Administrative User Attestation

As a Participant or Provider/Supplier in a Collaborative Health Systems, LLC (“CHS”) Value Based Healthcare Program my practice will access certain CHS information system(s) (“System”) which requires me to manage the permissions to System(s) for appropriate users and monitor these users’ access to the System(s) as an “Administrative User”. By attesting below, I attest to reading and understanding policies and procedures applicable to information security and privacy (collectively, the “Policies”) and completing any required training(s) associated with such Policies.

In exchange for receiving access to the System(s) and as part of my responsibilities as an Administrative User, I acknowledge each of the following:

  • Users may be granted only the minimum necessary access to each CHS System to minimize risks to security
  • All access granted to a CHS System shall be limited in duration and revoked immediately (not to exceed 24 hours) when no longer needed, such as when a user changes roles or is terminated
  • I have reviewed and understand all required Policies, including but not limited to:
    • minimum necessary access;
    • monitoring use of accounts;
    • user access grant and termination.
  • I have completed all Practice or information security and privacy trainings applicable to my role at the Practice.

**Activity list**
• a. Answer these questions from the attestation:
(i) What is the full name that "CHS" stands for?
(ii) Under what collective name does the attestation refer to the policies and procedures on information security and privacy?
(iii) What is the longest time allowed for revoking a user's access once it is no longer needed?
• b. Pick up the administrative user attestation after its last sentence and continue it.
The records aren't needed for anything here.

**Excerpted records**
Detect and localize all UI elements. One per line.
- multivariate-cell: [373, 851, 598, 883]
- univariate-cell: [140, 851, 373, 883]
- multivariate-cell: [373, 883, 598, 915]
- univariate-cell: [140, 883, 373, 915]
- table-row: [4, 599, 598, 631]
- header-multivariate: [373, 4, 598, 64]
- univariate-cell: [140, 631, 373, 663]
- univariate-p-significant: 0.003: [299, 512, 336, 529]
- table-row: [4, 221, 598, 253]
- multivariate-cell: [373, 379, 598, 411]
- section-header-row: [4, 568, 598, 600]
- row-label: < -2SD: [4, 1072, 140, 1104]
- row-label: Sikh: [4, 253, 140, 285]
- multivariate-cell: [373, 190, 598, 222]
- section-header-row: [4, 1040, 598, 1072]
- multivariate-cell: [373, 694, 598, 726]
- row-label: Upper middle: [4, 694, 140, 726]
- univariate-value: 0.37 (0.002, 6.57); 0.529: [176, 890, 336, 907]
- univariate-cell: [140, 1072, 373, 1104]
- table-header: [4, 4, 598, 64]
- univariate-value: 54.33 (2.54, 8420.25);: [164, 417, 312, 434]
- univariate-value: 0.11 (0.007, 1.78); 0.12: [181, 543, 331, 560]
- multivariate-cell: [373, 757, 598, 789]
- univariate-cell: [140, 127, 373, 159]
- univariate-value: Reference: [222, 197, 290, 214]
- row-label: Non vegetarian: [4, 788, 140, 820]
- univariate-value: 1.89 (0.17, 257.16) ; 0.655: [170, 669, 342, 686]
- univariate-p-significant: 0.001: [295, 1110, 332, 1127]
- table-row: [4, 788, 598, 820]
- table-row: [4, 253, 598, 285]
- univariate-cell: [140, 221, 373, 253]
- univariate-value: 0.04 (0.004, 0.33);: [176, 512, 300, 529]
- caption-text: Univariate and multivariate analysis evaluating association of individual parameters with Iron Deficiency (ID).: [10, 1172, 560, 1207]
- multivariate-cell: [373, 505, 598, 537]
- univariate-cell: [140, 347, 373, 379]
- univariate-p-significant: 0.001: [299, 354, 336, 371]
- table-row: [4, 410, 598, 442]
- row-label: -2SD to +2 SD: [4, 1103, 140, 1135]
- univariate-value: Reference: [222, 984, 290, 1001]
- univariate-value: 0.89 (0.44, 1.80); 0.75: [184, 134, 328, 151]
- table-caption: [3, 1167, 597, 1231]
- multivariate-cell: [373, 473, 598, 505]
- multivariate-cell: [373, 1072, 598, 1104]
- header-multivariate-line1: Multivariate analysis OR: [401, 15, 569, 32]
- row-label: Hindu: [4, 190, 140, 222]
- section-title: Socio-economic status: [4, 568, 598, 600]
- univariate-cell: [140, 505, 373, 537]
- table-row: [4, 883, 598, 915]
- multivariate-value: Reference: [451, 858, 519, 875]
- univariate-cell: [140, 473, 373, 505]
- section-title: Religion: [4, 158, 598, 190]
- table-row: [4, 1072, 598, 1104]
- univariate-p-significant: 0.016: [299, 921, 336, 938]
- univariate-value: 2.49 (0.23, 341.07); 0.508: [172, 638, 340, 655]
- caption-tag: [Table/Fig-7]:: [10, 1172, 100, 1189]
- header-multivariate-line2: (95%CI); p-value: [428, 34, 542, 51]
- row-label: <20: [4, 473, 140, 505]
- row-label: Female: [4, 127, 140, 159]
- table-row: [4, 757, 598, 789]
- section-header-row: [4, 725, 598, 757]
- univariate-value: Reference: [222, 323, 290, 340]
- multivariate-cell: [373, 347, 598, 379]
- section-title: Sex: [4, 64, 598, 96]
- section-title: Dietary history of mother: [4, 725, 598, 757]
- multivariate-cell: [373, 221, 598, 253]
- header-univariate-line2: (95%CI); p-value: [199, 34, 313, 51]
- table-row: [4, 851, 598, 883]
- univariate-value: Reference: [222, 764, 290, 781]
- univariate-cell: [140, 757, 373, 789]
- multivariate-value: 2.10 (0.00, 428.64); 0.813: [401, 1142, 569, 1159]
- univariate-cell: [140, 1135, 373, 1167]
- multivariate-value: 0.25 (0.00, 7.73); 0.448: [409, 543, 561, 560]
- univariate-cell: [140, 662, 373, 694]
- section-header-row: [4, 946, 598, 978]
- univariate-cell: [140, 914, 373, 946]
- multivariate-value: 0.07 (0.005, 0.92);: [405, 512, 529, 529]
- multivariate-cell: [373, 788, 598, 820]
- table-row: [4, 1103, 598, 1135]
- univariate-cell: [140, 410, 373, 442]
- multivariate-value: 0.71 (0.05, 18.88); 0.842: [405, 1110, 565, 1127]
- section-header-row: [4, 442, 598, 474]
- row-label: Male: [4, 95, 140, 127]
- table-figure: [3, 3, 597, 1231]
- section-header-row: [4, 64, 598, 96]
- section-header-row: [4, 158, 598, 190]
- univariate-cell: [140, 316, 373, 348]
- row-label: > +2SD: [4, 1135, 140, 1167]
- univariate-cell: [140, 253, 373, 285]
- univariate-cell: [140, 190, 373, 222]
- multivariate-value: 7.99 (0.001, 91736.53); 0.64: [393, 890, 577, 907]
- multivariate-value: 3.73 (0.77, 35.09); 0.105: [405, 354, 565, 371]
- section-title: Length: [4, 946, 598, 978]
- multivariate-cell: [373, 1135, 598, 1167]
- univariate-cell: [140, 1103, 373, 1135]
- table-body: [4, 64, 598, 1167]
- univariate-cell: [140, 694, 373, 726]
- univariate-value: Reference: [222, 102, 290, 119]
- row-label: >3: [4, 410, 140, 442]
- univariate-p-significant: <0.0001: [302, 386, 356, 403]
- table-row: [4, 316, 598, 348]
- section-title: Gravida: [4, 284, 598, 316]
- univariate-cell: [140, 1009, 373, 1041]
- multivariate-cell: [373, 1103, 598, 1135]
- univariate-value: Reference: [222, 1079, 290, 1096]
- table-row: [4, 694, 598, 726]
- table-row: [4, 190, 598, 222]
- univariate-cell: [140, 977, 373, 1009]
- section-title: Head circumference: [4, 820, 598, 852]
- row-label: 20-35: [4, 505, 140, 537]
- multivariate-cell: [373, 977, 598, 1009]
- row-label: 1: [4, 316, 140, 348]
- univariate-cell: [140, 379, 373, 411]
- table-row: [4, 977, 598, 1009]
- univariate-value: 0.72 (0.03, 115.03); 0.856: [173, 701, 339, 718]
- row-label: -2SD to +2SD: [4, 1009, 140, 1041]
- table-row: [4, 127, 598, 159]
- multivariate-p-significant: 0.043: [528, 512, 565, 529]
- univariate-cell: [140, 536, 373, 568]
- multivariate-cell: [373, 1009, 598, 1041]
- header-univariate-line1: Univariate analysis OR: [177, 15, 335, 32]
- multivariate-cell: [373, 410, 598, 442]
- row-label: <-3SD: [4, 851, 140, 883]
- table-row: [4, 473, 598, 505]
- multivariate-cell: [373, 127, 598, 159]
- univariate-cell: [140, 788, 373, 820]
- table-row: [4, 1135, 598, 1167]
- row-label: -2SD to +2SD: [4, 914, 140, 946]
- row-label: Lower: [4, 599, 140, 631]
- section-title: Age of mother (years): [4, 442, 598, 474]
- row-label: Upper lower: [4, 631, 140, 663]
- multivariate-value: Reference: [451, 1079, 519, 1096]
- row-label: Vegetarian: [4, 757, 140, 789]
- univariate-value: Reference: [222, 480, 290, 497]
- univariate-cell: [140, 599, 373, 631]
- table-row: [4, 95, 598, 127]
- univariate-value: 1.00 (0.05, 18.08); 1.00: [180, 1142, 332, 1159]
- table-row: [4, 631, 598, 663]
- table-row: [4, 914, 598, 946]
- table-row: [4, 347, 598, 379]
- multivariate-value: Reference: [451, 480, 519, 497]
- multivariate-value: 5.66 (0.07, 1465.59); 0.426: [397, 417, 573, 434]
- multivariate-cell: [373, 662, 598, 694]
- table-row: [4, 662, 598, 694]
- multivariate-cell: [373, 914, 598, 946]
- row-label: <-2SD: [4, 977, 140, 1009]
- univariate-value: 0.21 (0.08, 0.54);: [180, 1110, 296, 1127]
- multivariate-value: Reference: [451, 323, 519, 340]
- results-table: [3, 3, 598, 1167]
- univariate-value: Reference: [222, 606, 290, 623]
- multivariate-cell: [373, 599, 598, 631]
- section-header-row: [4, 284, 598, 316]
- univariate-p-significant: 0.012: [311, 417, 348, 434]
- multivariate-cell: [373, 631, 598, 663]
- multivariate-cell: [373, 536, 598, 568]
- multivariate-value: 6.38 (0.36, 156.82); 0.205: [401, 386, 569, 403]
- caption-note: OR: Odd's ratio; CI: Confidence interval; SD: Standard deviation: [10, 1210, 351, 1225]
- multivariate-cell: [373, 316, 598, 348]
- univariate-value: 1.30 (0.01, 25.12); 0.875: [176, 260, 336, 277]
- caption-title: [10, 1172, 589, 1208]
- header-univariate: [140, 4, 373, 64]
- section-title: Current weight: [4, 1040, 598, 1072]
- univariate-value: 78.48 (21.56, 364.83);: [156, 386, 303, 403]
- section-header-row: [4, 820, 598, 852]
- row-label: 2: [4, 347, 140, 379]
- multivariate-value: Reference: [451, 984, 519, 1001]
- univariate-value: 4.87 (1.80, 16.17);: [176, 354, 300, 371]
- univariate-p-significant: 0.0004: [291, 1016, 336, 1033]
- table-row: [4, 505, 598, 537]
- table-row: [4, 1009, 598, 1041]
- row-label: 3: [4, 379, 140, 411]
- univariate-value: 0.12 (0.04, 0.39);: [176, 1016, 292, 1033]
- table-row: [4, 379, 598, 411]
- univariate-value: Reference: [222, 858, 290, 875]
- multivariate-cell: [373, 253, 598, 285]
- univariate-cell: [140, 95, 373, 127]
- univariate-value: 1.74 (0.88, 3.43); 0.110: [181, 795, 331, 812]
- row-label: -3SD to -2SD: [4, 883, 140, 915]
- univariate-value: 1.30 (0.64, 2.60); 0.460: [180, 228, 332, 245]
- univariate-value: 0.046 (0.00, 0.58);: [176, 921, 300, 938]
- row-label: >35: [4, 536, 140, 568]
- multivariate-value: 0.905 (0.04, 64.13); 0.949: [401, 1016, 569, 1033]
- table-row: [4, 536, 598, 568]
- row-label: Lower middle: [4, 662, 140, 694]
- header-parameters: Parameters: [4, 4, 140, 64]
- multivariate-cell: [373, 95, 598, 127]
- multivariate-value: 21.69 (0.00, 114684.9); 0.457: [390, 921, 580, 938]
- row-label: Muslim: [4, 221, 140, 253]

**Per-task outputs**
• a.
(i) Collaborative Health Systems, LLC
(ii) The "Policies"
(iii) 24 hours

• b.
  • I understand that it is my responsibility on behalf of my Practice to ensure that user access to CHS Systems is audited at least monthly and that users’ access is removed or adjusted in conformance with the Policies.
  • I will immediately report to CHS any use or access to the CHS System(s) not in conformance with the Policies.

I understand and agree that the Practice is solely responsible for Practice users’ access to and use of the CHS System(s), however CHS may periodically monitor the System for health, quality and other lawful purposes. Practice users do not have any reasonable expectation of privacy while utilizing the CHS System(s). CHS reserves the right to cooperate lawfully with legal authorities and/or third parties in the investigation of any suspected or alleged crime or civil wrong involving any CHS System(s). In the event of a conflict between the Practice’s policies and CHS’ Value Based Healthcare Program policies, the more stringent policy shall take precedence.